WHAT THE EXERCISE ASKS:
Please copy every line of the records below that holds the word "được".

>> BEGIN

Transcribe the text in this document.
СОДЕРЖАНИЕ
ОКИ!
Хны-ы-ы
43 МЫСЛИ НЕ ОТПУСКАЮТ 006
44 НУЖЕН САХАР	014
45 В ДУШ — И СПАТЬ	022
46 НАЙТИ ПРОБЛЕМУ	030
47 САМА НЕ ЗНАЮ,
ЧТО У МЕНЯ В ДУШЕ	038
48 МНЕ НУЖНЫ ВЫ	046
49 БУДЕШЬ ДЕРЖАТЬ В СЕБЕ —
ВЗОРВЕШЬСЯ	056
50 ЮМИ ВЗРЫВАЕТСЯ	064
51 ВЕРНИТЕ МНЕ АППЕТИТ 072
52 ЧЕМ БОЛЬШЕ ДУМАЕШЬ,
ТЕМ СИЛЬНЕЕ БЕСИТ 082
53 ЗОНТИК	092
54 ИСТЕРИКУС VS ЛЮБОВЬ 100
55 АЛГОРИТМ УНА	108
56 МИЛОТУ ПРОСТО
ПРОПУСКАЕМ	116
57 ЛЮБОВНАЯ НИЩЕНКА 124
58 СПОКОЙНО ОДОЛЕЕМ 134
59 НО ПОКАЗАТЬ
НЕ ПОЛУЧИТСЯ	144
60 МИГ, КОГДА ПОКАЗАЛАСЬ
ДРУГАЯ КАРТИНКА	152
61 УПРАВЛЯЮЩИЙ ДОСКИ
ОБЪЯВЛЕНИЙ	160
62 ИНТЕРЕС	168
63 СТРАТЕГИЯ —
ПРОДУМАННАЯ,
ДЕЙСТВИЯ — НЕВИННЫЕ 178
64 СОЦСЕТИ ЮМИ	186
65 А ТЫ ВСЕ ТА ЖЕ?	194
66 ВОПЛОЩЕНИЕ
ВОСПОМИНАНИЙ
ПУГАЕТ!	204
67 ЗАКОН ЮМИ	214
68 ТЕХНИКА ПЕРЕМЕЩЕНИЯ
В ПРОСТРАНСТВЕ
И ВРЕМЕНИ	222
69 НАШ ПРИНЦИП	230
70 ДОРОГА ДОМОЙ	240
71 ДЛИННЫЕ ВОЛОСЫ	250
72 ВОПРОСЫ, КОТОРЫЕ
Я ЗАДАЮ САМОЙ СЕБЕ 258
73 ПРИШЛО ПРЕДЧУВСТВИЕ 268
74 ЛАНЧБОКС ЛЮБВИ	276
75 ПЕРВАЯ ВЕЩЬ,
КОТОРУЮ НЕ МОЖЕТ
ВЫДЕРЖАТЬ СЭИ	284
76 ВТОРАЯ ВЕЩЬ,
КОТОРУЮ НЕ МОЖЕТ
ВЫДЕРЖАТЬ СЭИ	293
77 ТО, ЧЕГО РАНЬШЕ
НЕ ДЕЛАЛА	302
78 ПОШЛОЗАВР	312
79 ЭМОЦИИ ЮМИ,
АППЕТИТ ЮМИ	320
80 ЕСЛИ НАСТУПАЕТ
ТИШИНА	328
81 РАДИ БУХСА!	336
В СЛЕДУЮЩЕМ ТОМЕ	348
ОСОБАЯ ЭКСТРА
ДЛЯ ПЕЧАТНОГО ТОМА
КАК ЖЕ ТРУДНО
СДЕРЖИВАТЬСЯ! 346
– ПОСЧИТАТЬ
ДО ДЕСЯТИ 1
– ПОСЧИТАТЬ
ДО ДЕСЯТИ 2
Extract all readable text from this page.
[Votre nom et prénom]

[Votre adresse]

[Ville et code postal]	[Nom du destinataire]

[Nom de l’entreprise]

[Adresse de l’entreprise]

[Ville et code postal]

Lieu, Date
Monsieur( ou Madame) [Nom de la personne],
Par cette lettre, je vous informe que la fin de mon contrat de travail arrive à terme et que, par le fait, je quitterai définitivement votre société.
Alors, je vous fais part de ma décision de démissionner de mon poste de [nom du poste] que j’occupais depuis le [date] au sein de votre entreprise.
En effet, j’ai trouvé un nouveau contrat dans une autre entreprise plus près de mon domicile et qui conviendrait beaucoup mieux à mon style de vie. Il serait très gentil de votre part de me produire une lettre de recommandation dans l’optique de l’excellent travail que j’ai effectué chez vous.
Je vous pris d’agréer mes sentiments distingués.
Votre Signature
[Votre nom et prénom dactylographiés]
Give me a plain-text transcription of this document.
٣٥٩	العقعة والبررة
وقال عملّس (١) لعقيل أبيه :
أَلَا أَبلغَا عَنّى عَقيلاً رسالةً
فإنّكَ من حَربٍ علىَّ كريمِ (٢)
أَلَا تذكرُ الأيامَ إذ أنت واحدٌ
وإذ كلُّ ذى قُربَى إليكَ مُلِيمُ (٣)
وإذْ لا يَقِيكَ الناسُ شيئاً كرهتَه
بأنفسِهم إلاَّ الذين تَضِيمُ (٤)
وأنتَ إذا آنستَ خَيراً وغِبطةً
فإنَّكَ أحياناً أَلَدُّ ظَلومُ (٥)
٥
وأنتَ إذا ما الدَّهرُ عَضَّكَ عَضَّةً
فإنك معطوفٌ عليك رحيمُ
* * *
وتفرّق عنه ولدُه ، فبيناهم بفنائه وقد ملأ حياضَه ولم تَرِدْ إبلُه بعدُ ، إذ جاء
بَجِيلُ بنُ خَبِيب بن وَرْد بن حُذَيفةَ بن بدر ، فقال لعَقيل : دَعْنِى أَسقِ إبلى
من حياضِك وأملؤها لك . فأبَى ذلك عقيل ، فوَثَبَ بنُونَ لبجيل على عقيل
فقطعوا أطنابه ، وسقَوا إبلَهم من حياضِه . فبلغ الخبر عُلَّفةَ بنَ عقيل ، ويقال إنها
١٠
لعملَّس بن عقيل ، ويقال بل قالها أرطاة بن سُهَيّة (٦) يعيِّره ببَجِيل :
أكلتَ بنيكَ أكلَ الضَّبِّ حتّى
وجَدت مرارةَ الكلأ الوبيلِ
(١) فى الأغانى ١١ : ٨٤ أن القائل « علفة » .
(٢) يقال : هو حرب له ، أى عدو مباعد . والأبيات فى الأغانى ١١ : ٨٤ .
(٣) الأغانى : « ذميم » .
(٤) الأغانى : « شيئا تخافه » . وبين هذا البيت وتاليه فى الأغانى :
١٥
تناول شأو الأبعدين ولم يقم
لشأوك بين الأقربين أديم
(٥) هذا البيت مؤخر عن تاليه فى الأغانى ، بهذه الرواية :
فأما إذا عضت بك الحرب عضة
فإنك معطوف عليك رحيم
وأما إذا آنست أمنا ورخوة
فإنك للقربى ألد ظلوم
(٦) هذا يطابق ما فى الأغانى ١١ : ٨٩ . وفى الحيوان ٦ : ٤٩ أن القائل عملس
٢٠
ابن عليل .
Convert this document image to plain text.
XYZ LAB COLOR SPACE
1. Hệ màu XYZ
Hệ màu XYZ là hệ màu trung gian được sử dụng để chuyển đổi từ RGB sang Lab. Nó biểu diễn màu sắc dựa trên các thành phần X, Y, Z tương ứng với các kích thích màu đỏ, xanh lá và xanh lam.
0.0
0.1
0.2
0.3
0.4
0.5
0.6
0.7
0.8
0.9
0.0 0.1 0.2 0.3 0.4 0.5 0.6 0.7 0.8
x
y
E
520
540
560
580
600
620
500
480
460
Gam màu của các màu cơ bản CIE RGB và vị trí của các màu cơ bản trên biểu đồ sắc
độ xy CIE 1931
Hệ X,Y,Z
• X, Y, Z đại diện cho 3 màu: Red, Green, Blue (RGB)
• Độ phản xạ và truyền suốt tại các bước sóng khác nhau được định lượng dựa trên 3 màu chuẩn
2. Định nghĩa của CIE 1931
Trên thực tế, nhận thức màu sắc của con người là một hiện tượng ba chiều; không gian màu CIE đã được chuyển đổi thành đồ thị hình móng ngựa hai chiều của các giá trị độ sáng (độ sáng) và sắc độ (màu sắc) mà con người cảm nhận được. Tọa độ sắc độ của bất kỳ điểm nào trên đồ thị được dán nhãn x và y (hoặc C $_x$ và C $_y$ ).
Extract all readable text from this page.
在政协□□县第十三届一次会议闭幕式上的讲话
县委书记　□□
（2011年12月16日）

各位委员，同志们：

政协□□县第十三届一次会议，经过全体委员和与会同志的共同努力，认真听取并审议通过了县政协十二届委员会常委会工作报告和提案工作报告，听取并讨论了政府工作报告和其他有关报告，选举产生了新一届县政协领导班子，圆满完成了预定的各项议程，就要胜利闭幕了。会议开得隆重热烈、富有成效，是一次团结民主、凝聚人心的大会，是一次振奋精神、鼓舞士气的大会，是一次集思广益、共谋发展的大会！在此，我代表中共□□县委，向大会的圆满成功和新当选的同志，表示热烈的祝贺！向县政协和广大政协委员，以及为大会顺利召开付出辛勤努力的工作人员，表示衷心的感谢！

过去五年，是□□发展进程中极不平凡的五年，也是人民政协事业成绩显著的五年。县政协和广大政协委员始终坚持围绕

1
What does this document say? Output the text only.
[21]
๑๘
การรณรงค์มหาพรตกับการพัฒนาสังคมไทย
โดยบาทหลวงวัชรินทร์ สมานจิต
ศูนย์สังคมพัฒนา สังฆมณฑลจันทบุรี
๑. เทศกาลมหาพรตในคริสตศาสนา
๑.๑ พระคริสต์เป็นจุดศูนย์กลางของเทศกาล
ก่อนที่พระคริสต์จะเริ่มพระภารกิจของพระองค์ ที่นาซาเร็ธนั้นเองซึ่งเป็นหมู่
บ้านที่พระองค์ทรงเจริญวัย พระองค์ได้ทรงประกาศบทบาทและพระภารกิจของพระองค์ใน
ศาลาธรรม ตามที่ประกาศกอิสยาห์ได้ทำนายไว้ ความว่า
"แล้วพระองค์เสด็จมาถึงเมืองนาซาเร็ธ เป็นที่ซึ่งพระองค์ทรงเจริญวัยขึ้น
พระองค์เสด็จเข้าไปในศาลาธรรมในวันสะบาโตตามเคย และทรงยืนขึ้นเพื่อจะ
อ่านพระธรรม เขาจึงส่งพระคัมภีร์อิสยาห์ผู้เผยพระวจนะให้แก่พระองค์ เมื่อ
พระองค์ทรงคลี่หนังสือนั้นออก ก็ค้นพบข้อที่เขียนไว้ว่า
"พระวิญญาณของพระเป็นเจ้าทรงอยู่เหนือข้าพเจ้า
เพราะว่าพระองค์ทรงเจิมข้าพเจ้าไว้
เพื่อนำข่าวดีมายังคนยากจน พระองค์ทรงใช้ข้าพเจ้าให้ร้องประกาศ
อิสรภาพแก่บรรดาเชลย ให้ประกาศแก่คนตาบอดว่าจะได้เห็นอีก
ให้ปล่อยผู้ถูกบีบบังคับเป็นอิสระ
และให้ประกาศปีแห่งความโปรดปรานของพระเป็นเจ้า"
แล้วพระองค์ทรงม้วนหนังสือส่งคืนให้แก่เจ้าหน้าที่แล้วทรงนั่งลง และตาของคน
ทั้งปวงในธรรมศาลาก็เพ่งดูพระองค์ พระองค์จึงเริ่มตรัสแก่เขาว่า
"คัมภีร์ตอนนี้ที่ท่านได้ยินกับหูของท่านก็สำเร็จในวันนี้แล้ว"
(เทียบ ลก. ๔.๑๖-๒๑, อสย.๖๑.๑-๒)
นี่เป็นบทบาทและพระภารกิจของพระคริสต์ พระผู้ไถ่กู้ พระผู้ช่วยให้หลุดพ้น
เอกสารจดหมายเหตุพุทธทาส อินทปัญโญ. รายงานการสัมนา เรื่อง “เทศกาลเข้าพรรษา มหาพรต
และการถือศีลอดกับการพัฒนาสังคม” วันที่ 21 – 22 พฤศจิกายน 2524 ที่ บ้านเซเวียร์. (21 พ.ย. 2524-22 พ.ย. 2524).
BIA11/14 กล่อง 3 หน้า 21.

>> END

TASK RESPONSE:
Hệ màu XYZ là hệ màu trung gian được sử dụng để chuyển đổi từ RGB sang Lab. Nó biểu diễn màu sắc dựa trên các thành phần X, Y, Z tương ứng với các kích thích màu đỏ, xanh lá và xanh lam.
• Độ phản xạ và truyền suốt tại các bước sóng khác nhau được định lượng dựa trên 3 màu chuẩn
Trên thực tế, nhận thức màu sắc của con người là một hiện tượng ba chiều; không gian màu CIE đã được chuyển đổi thành đồ thị hình móng ngựa hai chiều của các giá trị độ sáng (độ sáng) và sắc độ (màu sắc) mà con người cảm nhận được. Tọa độ sắc độ của bất kỳ điểm nào trên đồ thị được dán nhãn x và y (hoặc C $_x$ và C $_y$ ).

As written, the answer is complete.